* [Excerpts from a figure dataset]:
>> Start
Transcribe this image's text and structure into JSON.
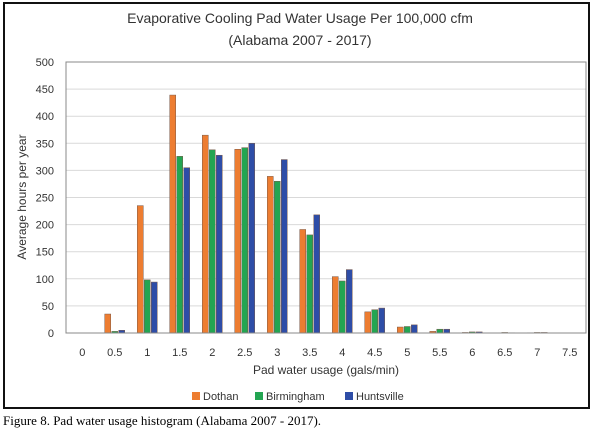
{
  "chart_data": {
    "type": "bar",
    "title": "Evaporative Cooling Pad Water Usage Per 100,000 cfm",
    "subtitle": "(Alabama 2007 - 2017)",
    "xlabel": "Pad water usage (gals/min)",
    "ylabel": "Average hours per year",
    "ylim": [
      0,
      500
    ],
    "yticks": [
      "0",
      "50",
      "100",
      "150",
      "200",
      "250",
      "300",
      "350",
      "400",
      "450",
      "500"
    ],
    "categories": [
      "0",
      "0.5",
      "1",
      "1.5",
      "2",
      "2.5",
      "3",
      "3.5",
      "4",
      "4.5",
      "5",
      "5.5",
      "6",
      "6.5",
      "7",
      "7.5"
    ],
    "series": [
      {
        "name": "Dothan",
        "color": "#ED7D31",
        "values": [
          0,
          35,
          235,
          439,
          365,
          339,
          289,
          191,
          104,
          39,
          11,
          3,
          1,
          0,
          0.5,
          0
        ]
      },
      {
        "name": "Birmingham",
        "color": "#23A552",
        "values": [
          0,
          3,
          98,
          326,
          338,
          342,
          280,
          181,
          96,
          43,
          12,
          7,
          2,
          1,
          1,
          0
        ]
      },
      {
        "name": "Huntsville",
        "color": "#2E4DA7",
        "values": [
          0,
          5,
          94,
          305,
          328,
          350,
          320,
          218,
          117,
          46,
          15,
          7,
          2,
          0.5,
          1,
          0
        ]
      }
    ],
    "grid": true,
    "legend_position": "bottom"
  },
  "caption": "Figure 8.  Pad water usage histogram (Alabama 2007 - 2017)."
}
>> End
* [Exercise brief]: Return all of the data exactly as written, and drop the pictures.

* [Right answer]:
Transcribe this image's text and structure into JSON.
{
  "chart_data": {
    "type": "bar",
    "title": "Evaporative Cooling Pad Water Usage Per 100,000 cfm",
    "subtitle": "(Alabama 2007 - 2017)",
    "xlabel": "Pad water usage (gals/min)",
    "ylabel": "Average hours per year",
    "ylim": [
      0,
      500
    ],
    "yticks": [
      "0",
      "50",
      "100",
      "150",
      "200",
      "250",
      "300",
      "350",
      "400",
      "450",
      "500"
    ],
    "categories": [
      "0",
      "0.5",
      "1",
      "1.5",
      "2",
      "2.5",
      "3",
      "3.5",
      "4",
      "4.5",
      "5",
      "5.5",
      "6",
      "6.5",
      "7",
      "7.5"
    ],
    "series": [
      {
        "name": "Dothan",
        "color": "#ED7D31",
        "values": [
          0,
          35,
          235,
          439,
          365,
          339,
          289,
          191,
          104,
          39,
          11,
          3,
          1,
          0,
          0.5,
          0
        ]
      },
      {
        "name": "Birmingham",
        "color": "#23A552",
        "values": [
          0,
          3,
          98,
          326,
          338,
          342,
          280,
          181,
          96,
          43,
          12,
          7,
          2,
          1,
          1,
          0
        ]
      },
      {
        "name": "Huntsville",
        "color": "#2E4DA7",
        "values": [
          0,
          5,
          94,
          305,
          328,
          350,
          320,
          218,
          117,
          46,
          15,
          7,
          2,
          0.5,
          1,
          0
        ]
      }
    ],
    "grid": true,
    "legend_position": "bottom"
  },
  "caption": "Figure 8.  Pad water usage histogram (Alabama 2007 - 2017)."
}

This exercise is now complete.